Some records

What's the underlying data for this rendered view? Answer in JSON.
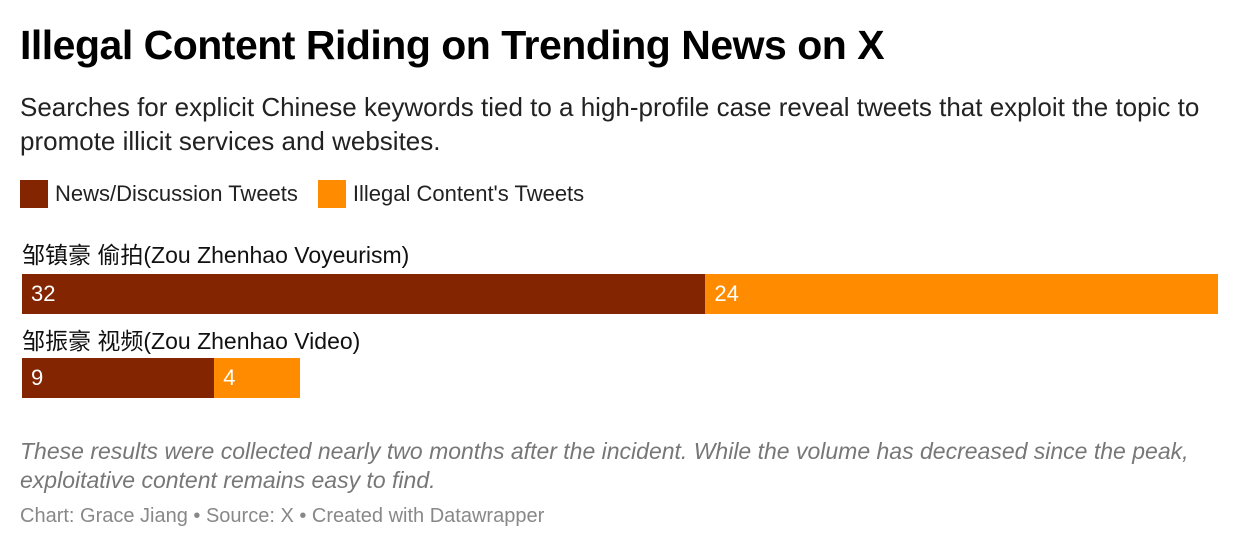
{
  "title": "Illegal Content Riding on Trending News on X",
  "subtitle": "Searches for explicit Chinese keywords tied to a high-profile case reveal tweets that exploit the topic to promote illicit services and websites.",
  "colors": {
    "news": "#832500",
    "illegal": "#ff8c00"
  },
  "chart_data": {
    "type": "bar",
    "orientation": "horizontal",
    "stacked": true,
    "categories": [
      "邹镇豪 偷拍(Zou Zhenhao Voyeurism)",
      "邹振豪 视频(Zou Zhenhao Video)"
    ],
    "series": [
      {
        "name": "News/Discussion Tweets",
        "values": [
          32,
          9
        ]
      },
      {
        "name": "Illegal Content's Tweets",
        "values": [
          24,
          4
        ]
      }
    ],
    "legend": "top-left",
    "grid": false
  },
  "notes": "These results were collected nearly two months after the incident. While the volume has decreased since the peak, exploitative content remains easy to find.",
  "byline": "Chart: Grace Jiang • Source: X • Created with Datawrapper"
}
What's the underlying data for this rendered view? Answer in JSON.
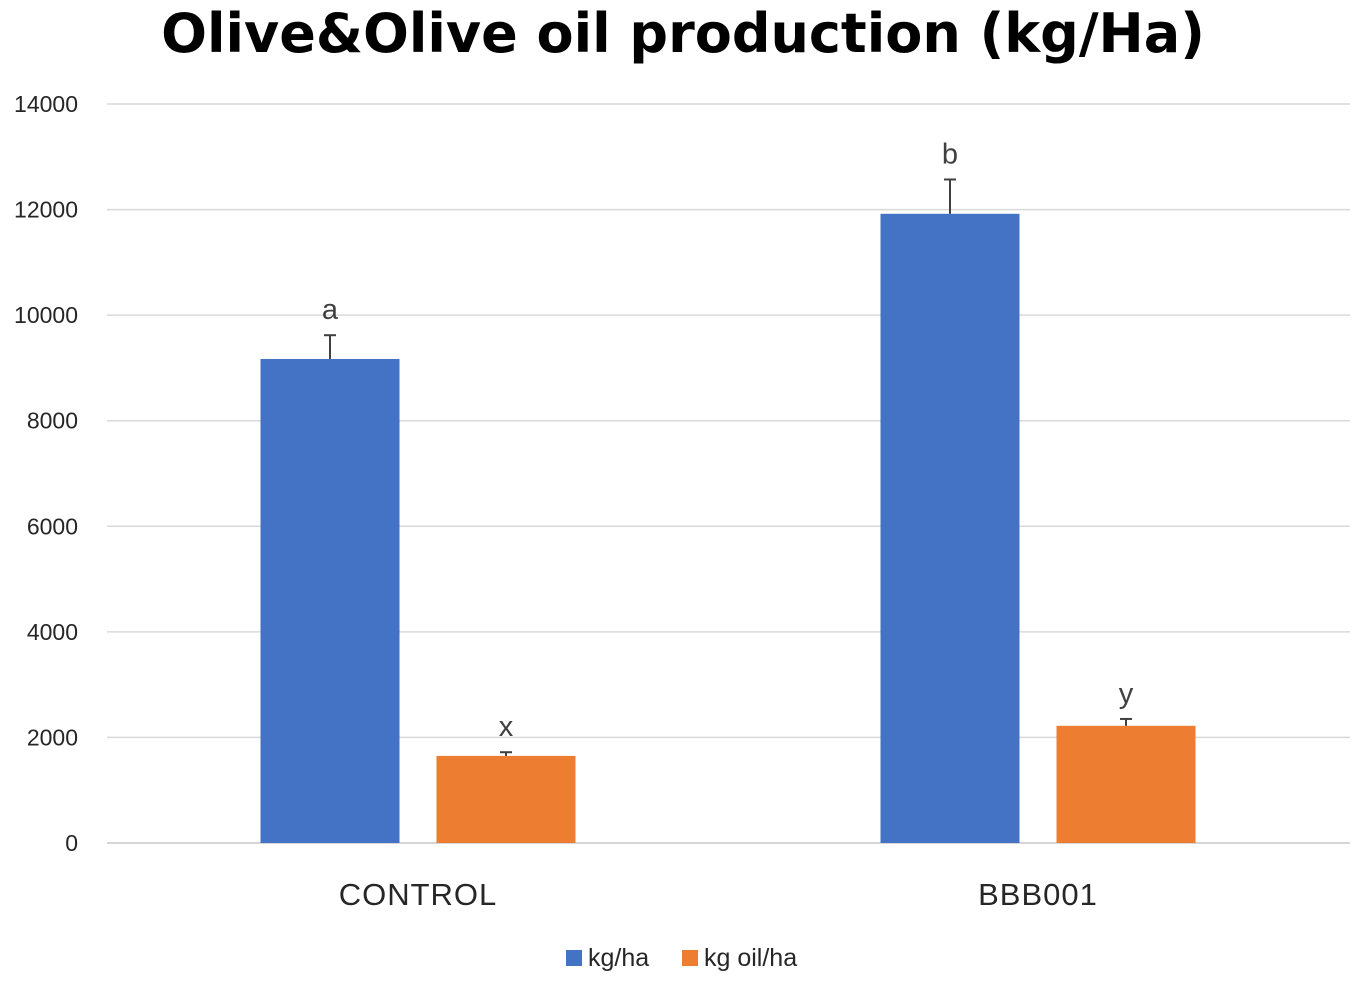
{
  "chart_data": {
    "type": "bar",
    "title": "Olive&Olive oil production (kg/Ha)",
    "xlabel": "",
    "ylabel": "",
    "ylim": [
      0,
      14000
    ],
    "yticks": [
      0,
      2000,
      4000,
      6000,
      8000,
      10000,
      12000,
      14000
    ],
    "grid": true,
    "legend_position": "bottom",
    "categories": [
      "CONTROL",
      "BBB001"
    ],
    "series": [
      {
        "name": "kg/ha",
        "color": "#4472c4",
        "values": [
          9170,
          11920
        ],
        "errors": [
          450,
          650
        ],
        "labels": [
          "a",
          "b"
        ]
      },
      {
        "name": "kg oil/ha",
        "color": "#ed7d31",
        "values": [
          1650,
          2220
        ],
        "errors": [
          70,
          130
        ],
        "labels": [
          "x",
          "y"
        ]
      }
    ]
  }
}
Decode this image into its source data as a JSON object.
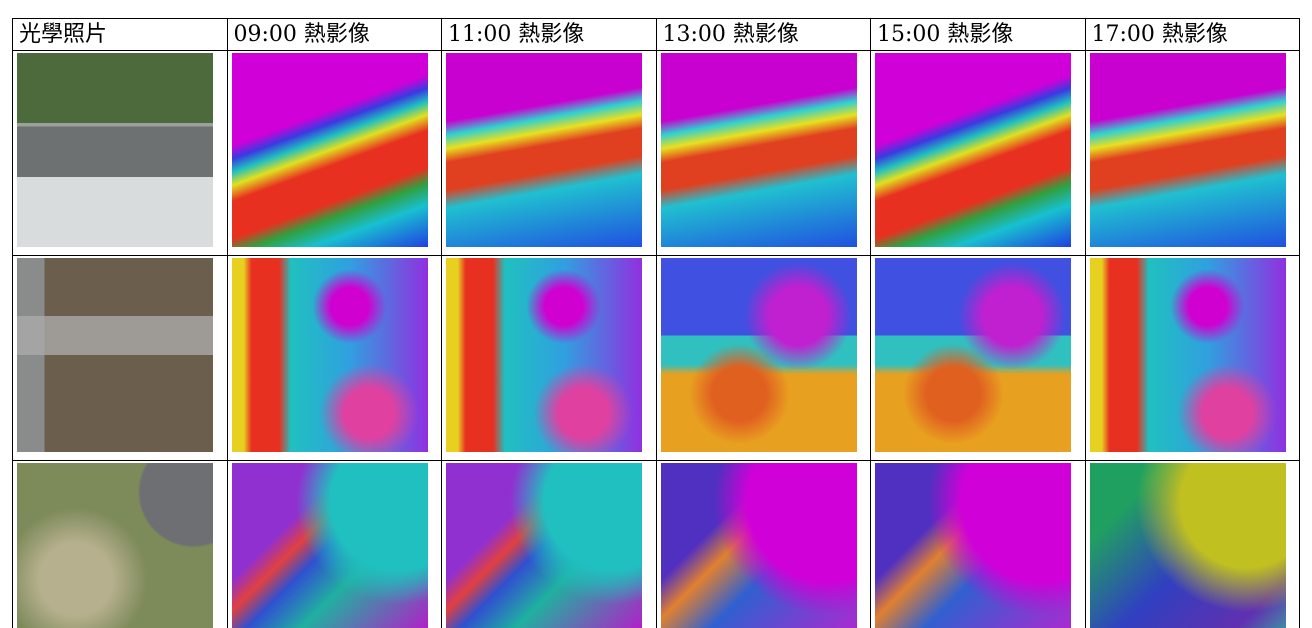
{
  "table": {
    "header": [
      "光學照片",
      "09:00 熱影像",
      "11:00 熱影像",
      "13:00 熱影像",
      "15:00 熱影像",
      "17:00 熱影像"
    ]
  }
}
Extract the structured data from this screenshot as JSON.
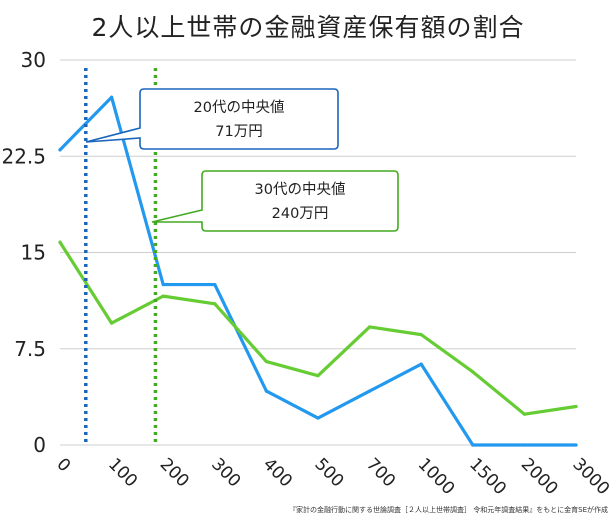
{
  "chart_data": {
    "type": "line",
    "title": "2人以上世帯の金融資産保有額の割合",
    "xlabel": "",
    "ylabel": "",
    "categories": [
      "0",
      "100",
      "200",
      "300",
      "400",
      "500",
      "700",
      "1000",
      "1500",
      "2000",
      "3000"
    ],
    "yticks": [
      "0",
      "7.5",
      "15",
      "22.5",
      "30"
    ],
    "ylim": [
      0,
      30
    ],
    "grid": true,
    "series": [
      {
        "name": "20代",
        "color": "#2299ee",
        "values": [
          23,
          27.1,
          12.5,
          12.5,
          4.2,
          2.1,
          4.2,
          6.3,
          0,
          0,
          0
        ]
      },
      {
        "name": "30代",
        "color": "#66cc33",
        "values": [
          15.8,
          9.5,
          11.6,
          11,
          6.5,
          5.4,
          9.2,
          8.6,
          5.7,
          2.4,
          3
        ]
      }
    ],
    "markers": [
      {
        "category_position": 0.5,
        "color": "#1a66bb",
        "style": "dotted"
      },
      {
        "category_position": 1.85,
        "color": "#44aa22",
        "style": "dotted"
      }
    ],
    "annotations": [
      {
        "line1": "20代の中央値",
        "line2": "71万円",
        "border": "#1a66bb"
      },
      {
        "line1": "30代の中央値",
        "line2": "240万円",
        "border": "#44aa22"
      }
    ]
  },
  "source": "『家計の金融行動に関する世論調査［２人以上世帯調査］ 令和元年調査結果』をもとに金育SEが作成"
}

REQUEST
Pick out each line in the material containing "this".

TASK SOLUTION
What's the underlying data for this rendered view? Answer in JSON.
What's the underlying data for this rendered view? Answer in JSON.
Decode this image into its source data as a JSON object.
Extract the structured data from this screenshot as JSON.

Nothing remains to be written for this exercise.